→ The problem:
Find the lines that contain the word "idejű" and copy each one.

(Records excerpted from a collection)

..............................

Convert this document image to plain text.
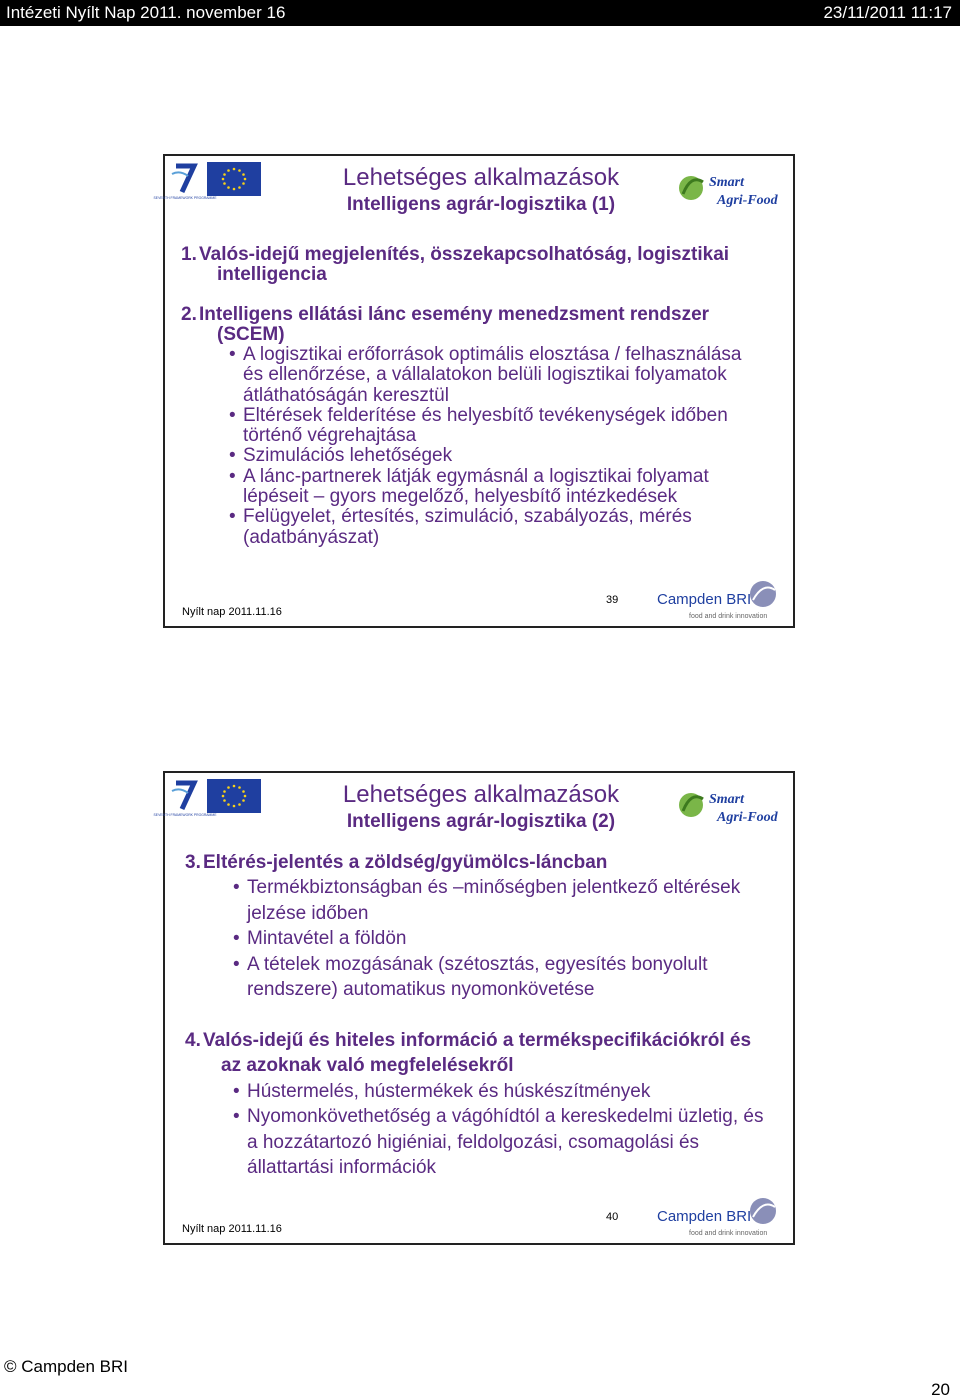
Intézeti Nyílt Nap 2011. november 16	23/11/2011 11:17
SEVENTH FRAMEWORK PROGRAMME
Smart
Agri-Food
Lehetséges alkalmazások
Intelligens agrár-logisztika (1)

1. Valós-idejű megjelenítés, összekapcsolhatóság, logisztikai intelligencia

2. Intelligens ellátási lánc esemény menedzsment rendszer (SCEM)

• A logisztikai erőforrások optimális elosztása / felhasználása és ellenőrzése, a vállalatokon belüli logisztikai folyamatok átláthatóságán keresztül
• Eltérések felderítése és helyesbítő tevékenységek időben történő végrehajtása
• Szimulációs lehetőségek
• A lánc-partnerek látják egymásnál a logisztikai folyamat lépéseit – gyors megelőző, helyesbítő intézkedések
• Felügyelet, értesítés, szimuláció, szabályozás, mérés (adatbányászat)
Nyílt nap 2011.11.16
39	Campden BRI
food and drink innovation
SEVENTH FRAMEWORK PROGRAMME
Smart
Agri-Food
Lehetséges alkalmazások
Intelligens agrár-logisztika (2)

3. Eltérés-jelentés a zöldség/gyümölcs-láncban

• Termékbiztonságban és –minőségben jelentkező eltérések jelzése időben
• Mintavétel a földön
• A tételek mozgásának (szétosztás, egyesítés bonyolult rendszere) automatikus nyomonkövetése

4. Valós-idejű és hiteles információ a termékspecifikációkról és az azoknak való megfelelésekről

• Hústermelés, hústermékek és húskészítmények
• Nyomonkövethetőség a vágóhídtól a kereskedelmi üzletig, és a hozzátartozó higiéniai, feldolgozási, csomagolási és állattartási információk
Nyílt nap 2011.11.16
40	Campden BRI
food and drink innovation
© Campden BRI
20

..............................

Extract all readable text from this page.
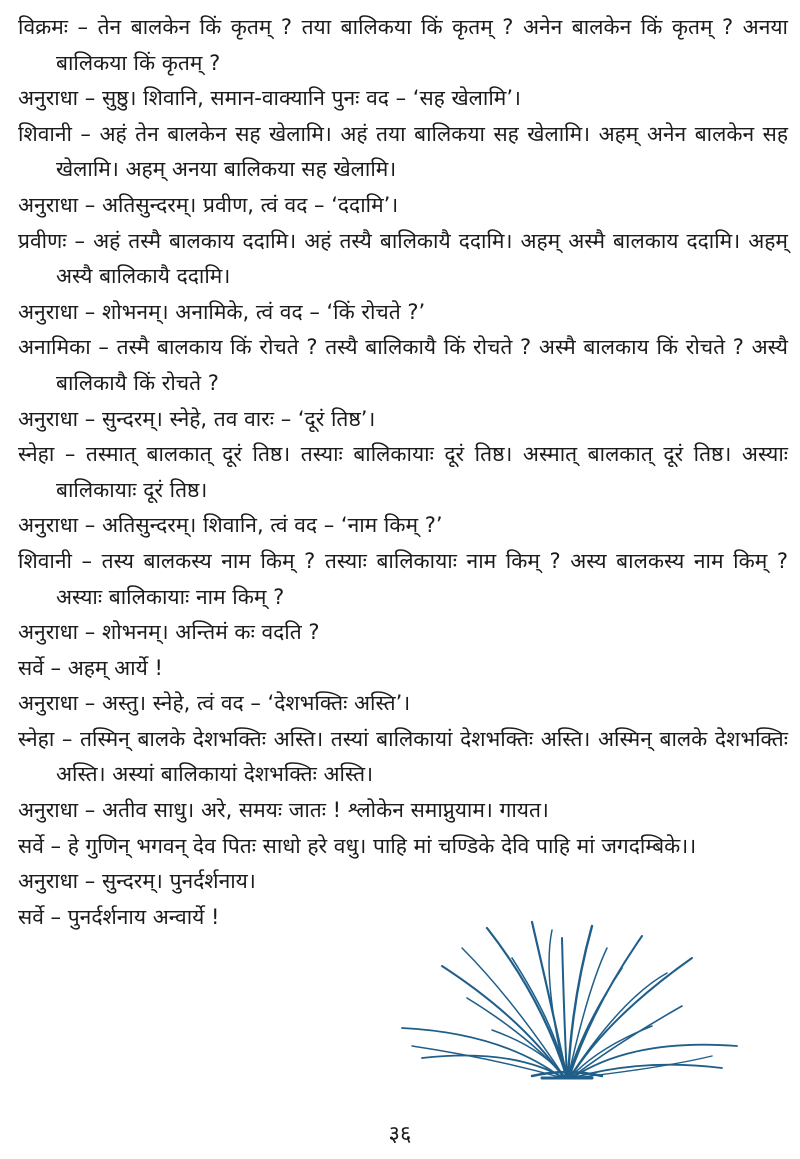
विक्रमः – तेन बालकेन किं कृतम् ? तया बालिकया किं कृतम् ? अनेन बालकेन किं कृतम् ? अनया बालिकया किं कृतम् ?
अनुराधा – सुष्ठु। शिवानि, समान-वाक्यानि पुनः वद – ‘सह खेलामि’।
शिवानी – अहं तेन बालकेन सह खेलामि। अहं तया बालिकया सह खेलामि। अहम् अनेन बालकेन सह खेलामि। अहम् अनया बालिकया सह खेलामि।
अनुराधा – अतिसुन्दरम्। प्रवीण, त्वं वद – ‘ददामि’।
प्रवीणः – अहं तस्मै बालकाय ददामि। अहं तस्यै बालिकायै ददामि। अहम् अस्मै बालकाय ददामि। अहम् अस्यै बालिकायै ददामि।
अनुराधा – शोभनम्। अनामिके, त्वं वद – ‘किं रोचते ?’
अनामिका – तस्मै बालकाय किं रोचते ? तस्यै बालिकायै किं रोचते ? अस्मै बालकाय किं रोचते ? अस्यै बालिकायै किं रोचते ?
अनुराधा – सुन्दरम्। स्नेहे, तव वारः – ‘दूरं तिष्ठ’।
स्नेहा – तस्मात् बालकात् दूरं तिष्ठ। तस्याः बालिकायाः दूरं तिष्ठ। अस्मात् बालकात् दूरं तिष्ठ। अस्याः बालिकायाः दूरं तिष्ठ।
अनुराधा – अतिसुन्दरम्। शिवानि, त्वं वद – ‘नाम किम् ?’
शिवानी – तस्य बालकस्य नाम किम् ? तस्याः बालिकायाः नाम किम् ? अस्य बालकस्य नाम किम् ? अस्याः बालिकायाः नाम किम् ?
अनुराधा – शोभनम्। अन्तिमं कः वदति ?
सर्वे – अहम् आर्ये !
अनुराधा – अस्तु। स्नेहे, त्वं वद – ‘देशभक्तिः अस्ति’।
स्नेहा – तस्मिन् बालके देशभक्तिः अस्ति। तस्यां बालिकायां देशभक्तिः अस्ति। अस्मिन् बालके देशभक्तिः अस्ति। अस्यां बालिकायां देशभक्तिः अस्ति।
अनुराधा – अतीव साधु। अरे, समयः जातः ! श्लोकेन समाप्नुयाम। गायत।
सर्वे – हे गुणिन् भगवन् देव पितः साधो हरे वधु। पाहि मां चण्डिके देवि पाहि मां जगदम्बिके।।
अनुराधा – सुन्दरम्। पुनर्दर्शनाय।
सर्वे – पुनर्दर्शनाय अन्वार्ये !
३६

..............................

→ Task solution:
1. Valós-idejű megjelenítés, összekapcsolhatóság, logisztikai intelligencia
4. Valós-idejű és hiteles információ a termékspecifikációkról és az azoknak való megfelelésekről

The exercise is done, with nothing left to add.